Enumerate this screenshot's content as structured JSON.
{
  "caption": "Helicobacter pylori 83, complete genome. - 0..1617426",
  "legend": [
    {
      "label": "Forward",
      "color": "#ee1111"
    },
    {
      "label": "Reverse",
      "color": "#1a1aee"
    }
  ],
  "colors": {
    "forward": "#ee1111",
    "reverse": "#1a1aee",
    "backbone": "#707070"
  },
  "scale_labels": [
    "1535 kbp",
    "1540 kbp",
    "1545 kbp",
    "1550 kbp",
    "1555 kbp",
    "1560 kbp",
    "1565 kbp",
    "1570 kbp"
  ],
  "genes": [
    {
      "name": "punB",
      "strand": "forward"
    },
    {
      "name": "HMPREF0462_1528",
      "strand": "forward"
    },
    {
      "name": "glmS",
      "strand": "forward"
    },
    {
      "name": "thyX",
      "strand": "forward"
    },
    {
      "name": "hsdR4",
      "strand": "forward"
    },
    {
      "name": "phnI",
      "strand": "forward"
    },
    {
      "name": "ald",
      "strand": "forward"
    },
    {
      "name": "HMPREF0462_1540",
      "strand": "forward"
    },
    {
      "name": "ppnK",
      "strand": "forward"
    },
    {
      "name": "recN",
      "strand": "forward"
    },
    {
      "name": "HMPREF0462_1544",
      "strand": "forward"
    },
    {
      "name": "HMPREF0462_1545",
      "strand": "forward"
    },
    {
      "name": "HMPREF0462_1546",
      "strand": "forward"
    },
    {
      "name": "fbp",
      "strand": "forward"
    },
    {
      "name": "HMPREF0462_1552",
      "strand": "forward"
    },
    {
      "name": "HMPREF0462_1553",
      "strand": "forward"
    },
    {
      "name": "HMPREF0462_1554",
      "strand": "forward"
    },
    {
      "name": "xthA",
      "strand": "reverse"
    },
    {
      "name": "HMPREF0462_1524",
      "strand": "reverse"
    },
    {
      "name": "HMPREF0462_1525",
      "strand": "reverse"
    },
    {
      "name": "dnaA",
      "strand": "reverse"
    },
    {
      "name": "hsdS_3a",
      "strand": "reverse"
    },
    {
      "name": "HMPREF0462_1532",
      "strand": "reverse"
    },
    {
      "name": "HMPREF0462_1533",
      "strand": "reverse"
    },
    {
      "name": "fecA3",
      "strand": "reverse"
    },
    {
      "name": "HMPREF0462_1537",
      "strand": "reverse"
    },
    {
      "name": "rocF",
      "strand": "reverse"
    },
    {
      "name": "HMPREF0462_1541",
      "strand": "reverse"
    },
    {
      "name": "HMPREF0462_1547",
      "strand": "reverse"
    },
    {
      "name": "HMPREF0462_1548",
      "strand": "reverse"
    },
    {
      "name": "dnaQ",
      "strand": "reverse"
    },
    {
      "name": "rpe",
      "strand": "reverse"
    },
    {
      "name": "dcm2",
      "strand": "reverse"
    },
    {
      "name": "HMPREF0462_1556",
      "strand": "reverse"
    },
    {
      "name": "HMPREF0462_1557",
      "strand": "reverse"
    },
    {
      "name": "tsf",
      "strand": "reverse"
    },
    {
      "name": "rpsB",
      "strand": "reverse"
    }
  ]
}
——————————
▸ What to do:
With every line intact, print the records above again.

▸ Response box:
Enumerate this screenshot's content as structured JSON.
{
  "caption": "Helicobacter pylori 83, complete genome. - 0..1617426",
  "legend": [
    {
      "label": "Forward",
      "color": "#ee1111"
    },
    {
      "label": "Reverse",
      "color": "#1a1aee"
    }
  ],
  "colors": {
    "forward": "#ee1111",
    "reverse": "#1a1aee",
    "backbone": "#707070"
  },
  "scale_labels": [
    "1535 kbp",
    "1540 kbp",
    "1545 kbp",
    "1550 kbp",
    "1555 kbp",
    "1560 kbp",
    "1565 kbp",
    "1570 kbp"
  ],
  "genes": [
    {
      "name": "punB",
      "strand": "forward"
    },
    {
      "name": "HMPREF0462_1528",
      "strand": "forward"
    },
    {
      "name": "glmS",
      "strand": "forward"
    },
    {
      "name": "thyX",
      "strand": "forward"
    },
    {
      "name": "hsdR4",
      "strand": "forward"
    },
    {
      "name": "phnI",
      "strand": "forward"
    },
    {
      "name": "ald",
      "strand": "forward"
    },
    {
      "name": "HMPREF0462_1540",
      "strand": "forward"
    },
    {
      "name": "ppnK",
      "strand": "forward"
    },
    {
      "name": "recN",
      "strand": "forward"
    },
    {
      "name": "HMPREF0462_1544",
      "strand": "forward"
    },
    {
      "name": "HMPREF0462_1545",
      "strand": "forward"
    },
    {
      "name": "HMPREF0462_1546",
      "strand": "forward"
    },
    {
      "name": "fbp",
      "strand": "forward"
    },
    {
      "name": "HMPREF0462_1552",
      "strand": "forward"
    },
    {
      "name": "HMPREF0462_1553",
      "strand": "forward"
    },
    {
      "name": "HMPREF0462_1554",
      "strand": "forward"
    },
    {
      "name": "xthA",
      "strand": "reverse"
    },
    {
      "name": "HMPREF0462_1524",
      "strand": "reverse"
    },
    {
      "name": "HMPREF0462_1525",
      "strand": "reverse"
    },
    {
      "name": "dnaA",
      "strand": "reverse"
    },
    {
      "name": "hsdS_3a",
      "strand": "reverse"
    },
    {
      "name": "HMPREF0462_1532",
      "strand": "reverse"
    },
    {
      "name": "HMPREF0462_1533",
      "strand": "reverse"
    },
    {
      "name": "fecA3",
      "strand": "reverse"
    },
    {
      "name": "HMPREF0462_1537",
      "strand": "reverse"
    },
    {
      "name": "rocF",
      "strand": "reverse"
    },
    {
      "name": "HMPREF0462_1541",
      "strand": "reverse"
    },
    {
      "name": "HMPREF0462_1547",
      "strand": "reverse"
    },
    {
      "name": "HMPREF0462_1548",
      "strand": "reverse"
    },
    {
      "name": "dnaQ",
      "strand": "reverse"
    },
    {
      "name": "rpe",
      "strand": "reverse"
    },
    {
      "name": "dcm2",
      "strand": "reverse"
    },
    {
      "name": "HMPREF0462_1556",
      "strand": "reverse"
    },
    {
      "name": "HMPREF0462_1557",
      "strand": "reverse"
    },
    {
      "name": "tsf",
      "strand": "reverse"
    },
    {
      "name": "rpsB",
      "strand": "reverse"
    }
  ]
}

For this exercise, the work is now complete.